— Begin THE INPUT —

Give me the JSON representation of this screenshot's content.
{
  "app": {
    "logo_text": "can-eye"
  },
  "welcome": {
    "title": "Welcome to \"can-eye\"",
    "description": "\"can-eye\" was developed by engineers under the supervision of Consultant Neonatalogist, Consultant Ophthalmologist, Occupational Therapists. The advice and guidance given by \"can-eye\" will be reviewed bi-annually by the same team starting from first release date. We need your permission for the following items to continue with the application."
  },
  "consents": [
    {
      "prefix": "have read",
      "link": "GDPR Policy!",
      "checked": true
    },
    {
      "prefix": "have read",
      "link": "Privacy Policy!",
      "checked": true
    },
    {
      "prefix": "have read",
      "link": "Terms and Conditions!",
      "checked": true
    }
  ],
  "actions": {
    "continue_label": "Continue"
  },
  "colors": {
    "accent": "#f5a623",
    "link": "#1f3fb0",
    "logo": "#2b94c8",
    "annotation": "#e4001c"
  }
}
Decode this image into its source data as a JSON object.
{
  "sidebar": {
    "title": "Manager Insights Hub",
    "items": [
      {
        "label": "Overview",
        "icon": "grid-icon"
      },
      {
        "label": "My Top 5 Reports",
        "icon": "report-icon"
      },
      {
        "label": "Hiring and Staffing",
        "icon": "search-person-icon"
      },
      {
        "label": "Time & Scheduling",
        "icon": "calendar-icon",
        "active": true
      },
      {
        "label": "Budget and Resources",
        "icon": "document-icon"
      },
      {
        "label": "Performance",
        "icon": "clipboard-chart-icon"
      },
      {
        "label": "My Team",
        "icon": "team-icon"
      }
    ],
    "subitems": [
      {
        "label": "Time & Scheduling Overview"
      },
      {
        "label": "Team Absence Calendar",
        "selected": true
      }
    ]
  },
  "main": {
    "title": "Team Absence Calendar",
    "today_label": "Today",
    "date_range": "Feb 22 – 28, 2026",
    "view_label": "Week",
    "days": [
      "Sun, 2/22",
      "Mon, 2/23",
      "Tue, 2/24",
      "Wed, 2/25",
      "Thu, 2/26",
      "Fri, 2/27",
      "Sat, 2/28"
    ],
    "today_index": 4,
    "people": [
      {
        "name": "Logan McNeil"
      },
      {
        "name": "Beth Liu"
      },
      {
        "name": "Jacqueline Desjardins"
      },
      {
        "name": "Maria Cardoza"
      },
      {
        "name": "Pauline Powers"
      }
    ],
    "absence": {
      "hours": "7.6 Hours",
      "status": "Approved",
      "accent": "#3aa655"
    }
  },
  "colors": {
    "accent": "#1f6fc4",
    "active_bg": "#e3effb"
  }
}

— End THE INPUT —

▸ EXERCISE PROMPT: Nothing may be left out: return each entry exactly as it reads.

▸ FINISHED TASK:
Give me the JSON representation of this screenshot's content.
{
  "app": {
    "logo_text": "can-eye"
  },
  "welcome": {
    "title": "Welcome to \"can-eye\"",
    "description": "\"can-eye\" was developed by engineers under the supervision of Consultant Neonatalogist, Consultant Ophthalmologist, Occupational Therapists. The advice and guidance given by \"can-eye\" will be reviewed bi-annually by the same team starting from first release date. We need your permission for the following items to continue with the application."
  },
  "consents": [
    {
      "prefix": "have read",
      "link": "GDPR Policy!",
      "checked": true
    },
    {
      "prefix": "have read",
      "link": "Privacy Policy!",
      "checked": true
    },
    {
      "prefix": "have read",
      "link": "Terms and Conditions!",
      "checked": true
    }
  ],
  "actions": {
    "continue_label": "Continue"
  },
  "colors": {
    "accent": "#f5a623",
    "link": "#1f3fb0",
    "logo": "#2b94c8",
    "annotation": "#e4001c"
  }
}
Decode this image into its source data as a JSON object.
{
  "sidebar": {
    "title": "Manager Insights Hub",
    "items": [
      {
        "label": "Overview",
        "icon": "grid-icon"
      },
      {
        "label": "My Top 5 Reports",
        "icon": "report-icon"
      },
      {
        "label": "Hiring and Staffing",
        "icon": "search-person-icon"
      },
      {
        "label": "Time & Scheduling",
        "icon": "calendar-icon",
        "active": true
      },
      {
        "label": "Budget and Resources",
        "icon": "document-icon"
      },
      {
        "label": "Performance",
        "icon": "clipboard-chart-icon"
      },
      {
        "label": "My Team",
        "icon": "team-icon"
      }
    ],
    "subitems": [
      {
        "label": "Time & Scheduling Overview"
      },
      {
        "label": "Team Absence Calendar",
        "selected": true
      }
    ]
  },
  "main": {
    "title": "Team Absence Calendar",
    "today_label": "Today",
    "date_range": "Feb 22 – 28, 2026",
    "view_label": "Week",
    "days": [
      "Sun, 2/22",
      "Mon, 2/23",
      "Tue, 2/24",
      "Wed, 2/25",
      "Thu, 2/26",
      "Fri, 2/27",
      "Sat, 2/28"
    ],
    "today_index": 4,
    "people": [
      {
        "name": "Logan McNeil"
      },
      {
        "name": "Beth Liu"
      },
      {
        "name": "Jacqueline Desjardins"
      },
      {
        "name": "Maria Cardoza"
      },
      {
        "name": "Pauline Powers"
      }
    ],
    "absence": {
      "hours": "7.6 Hours",
      "status": "Approved",
      "accent": "#3aa655"
    }
  },
  "colors": {
    "accent": "#1f6fc4",
    "active_bg": "#e3effb"
  }
}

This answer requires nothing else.